**EXERCISE REQUIREMENTS:**
Write out the whole listing word for word.

**GIVEN DATA:**
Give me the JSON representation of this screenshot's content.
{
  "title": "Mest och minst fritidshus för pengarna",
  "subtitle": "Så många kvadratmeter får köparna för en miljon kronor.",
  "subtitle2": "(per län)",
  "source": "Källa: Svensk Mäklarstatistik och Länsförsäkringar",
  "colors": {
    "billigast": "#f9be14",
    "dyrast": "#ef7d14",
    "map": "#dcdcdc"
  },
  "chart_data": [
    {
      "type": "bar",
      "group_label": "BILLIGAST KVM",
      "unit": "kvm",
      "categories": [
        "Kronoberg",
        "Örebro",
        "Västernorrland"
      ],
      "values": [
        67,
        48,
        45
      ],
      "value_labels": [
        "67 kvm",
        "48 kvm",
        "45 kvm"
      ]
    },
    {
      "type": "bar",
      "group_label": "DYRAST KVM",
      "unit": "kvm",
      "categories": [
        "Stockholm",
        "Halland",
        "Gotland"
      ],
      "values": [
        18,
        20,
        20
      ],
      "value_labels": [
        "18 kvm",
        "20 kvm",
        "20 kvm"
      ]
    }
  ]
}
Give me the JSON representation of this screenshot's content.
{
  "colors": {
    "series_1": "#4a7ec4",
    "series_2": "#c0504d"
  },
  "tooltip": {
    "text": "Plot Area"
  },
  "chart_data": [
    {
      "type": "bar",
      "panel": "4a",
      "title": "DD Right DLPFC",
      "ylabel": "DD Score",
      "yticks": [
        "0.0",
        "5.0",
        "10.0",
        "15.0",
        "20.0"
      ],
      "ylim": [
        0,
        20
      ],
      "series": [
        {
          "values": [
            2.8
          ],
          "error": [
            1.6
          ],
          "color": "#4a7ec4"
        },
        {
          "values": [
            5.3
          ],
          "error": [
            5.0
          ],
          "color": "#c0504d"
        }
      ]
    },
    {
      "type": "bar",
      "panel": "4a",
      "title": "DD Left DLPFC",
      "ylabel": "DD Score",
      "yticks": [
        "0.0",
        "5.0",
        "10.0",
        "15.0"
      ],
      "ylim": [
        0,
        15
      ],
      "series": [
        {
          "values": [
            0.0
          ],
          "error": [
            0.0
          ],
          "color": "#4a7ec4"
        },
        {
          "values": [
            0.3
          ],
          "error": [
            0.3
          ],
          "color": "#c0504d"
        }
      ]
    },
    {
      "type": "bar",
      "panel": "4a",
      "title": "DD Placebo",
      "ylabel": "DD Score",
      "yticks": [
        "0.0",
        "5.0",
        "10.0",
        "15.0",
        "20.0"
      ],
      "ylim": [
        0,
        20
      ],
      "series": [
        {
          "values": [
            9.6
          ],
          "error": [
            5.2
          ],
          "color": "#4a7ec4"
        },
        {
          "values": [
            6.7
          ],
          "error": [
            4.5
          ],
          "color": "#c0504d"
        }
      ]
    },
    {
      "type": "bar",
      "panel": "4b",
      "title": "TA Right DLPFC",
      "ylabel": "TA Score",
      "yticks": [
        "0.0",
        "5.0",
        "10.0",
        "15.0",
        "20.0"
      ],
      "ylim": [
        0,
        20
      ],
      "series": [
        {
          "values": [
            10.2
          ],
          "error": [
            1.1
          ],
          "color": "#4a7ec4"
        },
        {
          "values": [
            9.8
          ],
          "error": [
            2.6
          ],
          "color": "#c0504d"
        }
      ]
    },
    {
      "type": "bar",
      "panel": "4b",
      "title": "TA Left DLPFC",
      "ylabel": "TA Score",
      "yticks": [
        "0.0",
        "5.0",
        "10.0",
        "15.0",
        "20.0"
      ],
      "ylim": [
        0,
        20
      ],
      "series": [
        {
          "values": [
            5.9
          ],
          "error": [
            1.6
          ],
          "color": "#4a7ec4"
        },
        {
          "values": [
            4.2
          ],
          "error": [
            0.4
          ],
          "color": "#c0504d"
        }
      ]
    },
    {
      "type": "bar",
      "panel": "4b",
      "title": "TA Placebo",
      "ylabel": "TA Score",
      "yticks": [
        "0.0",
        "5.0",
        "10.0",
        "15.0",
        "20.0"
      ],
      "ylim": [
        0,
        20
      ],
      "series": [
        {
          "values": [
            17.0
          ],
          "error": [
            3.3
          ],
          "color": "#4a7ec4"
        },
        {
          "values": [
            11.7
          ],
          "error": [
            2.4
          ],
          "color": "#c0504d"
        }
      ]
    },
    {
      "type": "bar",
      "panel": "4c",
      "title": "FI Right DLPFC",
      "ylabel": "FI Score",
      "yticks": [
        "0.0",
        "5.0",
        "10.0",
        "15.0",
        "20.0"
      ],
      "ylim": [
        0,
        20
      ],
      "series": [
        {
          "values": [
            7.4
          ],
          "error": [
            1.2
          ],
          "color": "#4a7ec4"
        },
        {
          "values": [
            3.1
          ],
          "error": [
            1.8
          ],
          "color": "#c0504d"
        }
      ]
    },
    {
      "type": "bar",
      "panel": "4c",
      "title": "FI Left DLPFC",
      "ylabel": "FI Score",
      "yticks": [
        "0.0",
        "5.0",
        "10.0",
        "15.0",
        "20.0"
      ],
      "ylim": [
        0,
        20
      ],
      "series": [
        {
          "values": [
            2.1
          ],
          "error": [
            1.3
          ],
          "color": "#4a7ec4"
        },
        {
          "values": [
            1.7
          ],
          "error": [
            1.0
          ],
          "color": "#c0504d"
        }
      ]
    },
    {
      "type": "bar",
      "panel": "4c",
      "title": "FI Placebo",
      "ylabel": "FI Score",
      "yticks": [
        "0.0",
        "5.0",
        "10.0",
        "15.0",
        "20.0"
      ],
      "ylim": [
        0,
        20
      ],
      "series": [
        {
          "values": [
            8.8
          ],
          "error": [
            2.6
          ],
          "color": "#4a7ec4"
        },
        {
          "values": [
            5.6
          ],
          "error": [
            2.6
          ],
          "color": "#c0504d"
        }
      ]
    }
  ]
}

**FINAL ANSWER:**
Give me the JSON representation of this screenshot's content.
{
  "title": "Mest och minst fritidshus för pengarna",
  "subtitle": "Så många kvadratmeter får köparna för en miljon kronor.",
  "subtitle2": "(per län)",
  "source": "Källa: Svensk Mäklarstatistik och Länsförsäkringar",
  "colors": {
    "billigast": "#f9be14",
    "dyrast": "#ef7d14",
    "map": "#dcdcdc"
  },
  "chart_data": [
    {
      "type": "bar",
      "group_label": "BILLIGAST KVM",
      "unit": "kvm",
      "categories": [
        "Kronoberg",
        "Örebro",
        "Västernorrland"
      ],
      "values": [
        67,
        48,
        45
      ],
      "value_labels": [
        "67 kvm",
        "48 kvm",
        "45 kvm"
      ]
    },
    {
      "type": "bar",
      "group_label": "DYRAST KVM",
      "unit": "kvm",
      "categories": [
        "Stockholm",
        "Halland",
        "Gotland"
      ],
      "values": [
        18,
        20,
        20
      ],
      "value_labels": [
        "18 kvm",
        "20 kvm",
        "20 kvm"
      ]
    }
  ]
}
Give me the JSON representation of this screenshot's content.
{
  "colors": {
    "series_1": "#4a7ec4",
    "series_2": "#c0504d"
  },
  "tooltip": {
    "text": "Plot Area"
  },
  "chart_data": [
    {
      "type": "bar",
      "panel": "4a",
      "title": "DD Right DLPFC",
      "ylabel": "DD Score",
      "yticks": [
        "0.0",
        "5.0",
        "10.0",
        "15.0",
        "20.0"
      ],
      "ylim": [
        0,
        20
      ],
      "series": [
        {
          "values": [
            2.8
          ],
          "error": [
            1.6
          ],
          "color": "#4a7ec4"
        },
        {
          "values": [
            5.3
          ],
          "error": [
            5.0
          ],
          "color": "#c0504d"
        }
      ]
    },
    {
      "type": "bar",
      "panel": "4a",
      "title": "DD Left DLPFC",
      "ylabel": "DD Score",
      "yticks": [
        "0.0",
        "5.0",
        "10.0",
        "15.0"
      ],
      "ylim": [
        0,
        15
      ],
      "series": [
        {
          "values": [
            0.0
          ],
          "error": [
            0.0
          ],
          "color": "#4a7ec4"
        },
        {
          "values": [
            0.3
          ],
          "error": [
            0.3
          ],
          "color": "#c0504d"
        }
      ]
    },
    {
      "type": "bar",
      "panel": "4a",
      "title": "DD Placebo",
      "ylabel": "DD Score",
      "yticks": [
        "0.0",
        "5.0",
        "10.0",
        "15.0",
        "20.0"
      ],
      "ylim": [
        0,
        20
      ],
      "series": [
        {
          "values": [
            9.6
          ],
          "error": [
            5.2
          ],
          "color": "#4a7ec4"
        },
        {
          "values": [
            6.7
          ],
          "error": [
            4.5
          ],
          "color": "#c0504d"
        }
      ]
    },
    {
      "type": "bar",
      "panel": "4b",
      "title": "TA Right DLPFC",
      "ylabel": "TA Score",
      "yticks": [
        "0.0",
        "5.0",
        "10.0",
        "15.0",
        "20.0"
      ],
      "ylim": [
        0,
        20
      ],
      "series": [
        {
          "values": [
            10.2
          ],
          "error": [
            1.1
          ],
          "color": "#4a7ec4"
        },
        {
          "values": [
            9.8
          ],
          "error": [
            2.6
          ],
          "color": "#c0504d"
        }
      ]
    },
    {
      "type": "bar",
      "panel": "4b",
      "title": "TA Left DLPFC",
      "ylabel": "TA Score",
      "yticks": [
        "0.0",
        "5.0",
        "10.0",
        "15.0",
        "20.0"
      ],
      "ylim": [
        0,
        20
      ],
      "series": [
        {
          "values": [
            5.9
          ],
          "error": [
            1.6
          ],
          "color": "#4a7ec4"
        },
        {
          "values": [
            4.2
          ],
          "error": [
            0.4
          ],
          "color": "#c0504d"
        }
      ]
    },
    {
      "type": "bar",
      "panel": "4b",
      "title": "TA Placebo",
      "ylabel": "TA Score",
      "yticks": [
        "0.0",
        "5.0",
        "10.0",
        "15.0",
        "20.0"
      ],
      "ylim": [
        0,
        20
      ],
      "series": [
        {
          "values": [
            17.0
          ],
          "error": [
            3.3
          ],
          "color": "#4a7ec4"
        },
        {
          "values": [
            11.7
          ],
          "error": [
            2.4
          ],
          "color": "#c0504d"
        }
      ]
    },
    {
      "type": "bar",
      "panel": "4c",
      "title": "FI Right DLPFC",
      "ylabel": "FI Score",
      "yticks": [
        "0.0",
        "5.0",
        "10.0",
        "15.0",
        "20.0"
      ],
      "ylim": [
        0,
        20
      ],
      "series": [
        {
          "values": [
            7.4
          ],
          "error": [
            1.2
          ],
          "color": "#4a7ec4"
        },
        {
          "values": [
            3.1
          ],
          "error": [
            1.8
          ],
          "color": "#c0504d"
        }
      ]
    },
    {
      "type": "bar",
      "panel": "4c",
      "title": "FI Left DLPFC",
      "ylabel": "FI Score",
      "yticks": [
        "0.0",
        "5.0",
        "10.0",
        "15.0",
        "20.0"
      ],
      "ylim": [
        0,
        20
      ],
      "series": [
        {
          "values": [
            2.1
          ],
          "error": [
            1.3
          ],
          "color": "#4a7ec4"
        },
        {
          "values": [
            1.7
          ],
          "error": [
            1.0
          ],
          "color": "#c0504d"
        }
      ]
    },
    {
      "type": "bar",
      "panel": "4c",
      "title": "FI Placebo",
      "ylabel": "FI Score",
      "yticks": [
        "0.0",
        "5.0",
        "10.0",
        "15.0",
        "20.0"
      ],
      "ylim": [
        0,
        20
      ],
      "series": [
        {
          "values": [
            8.8
          ],
          "error": [
            2.6
          ],
          "color": "#4a7ec4"
        },
        {
          "values": [
            5.6
          ],
          "error": [
            2.6
          ],
          "color": "#c0504d"
        }
      ]
    }
  ]
}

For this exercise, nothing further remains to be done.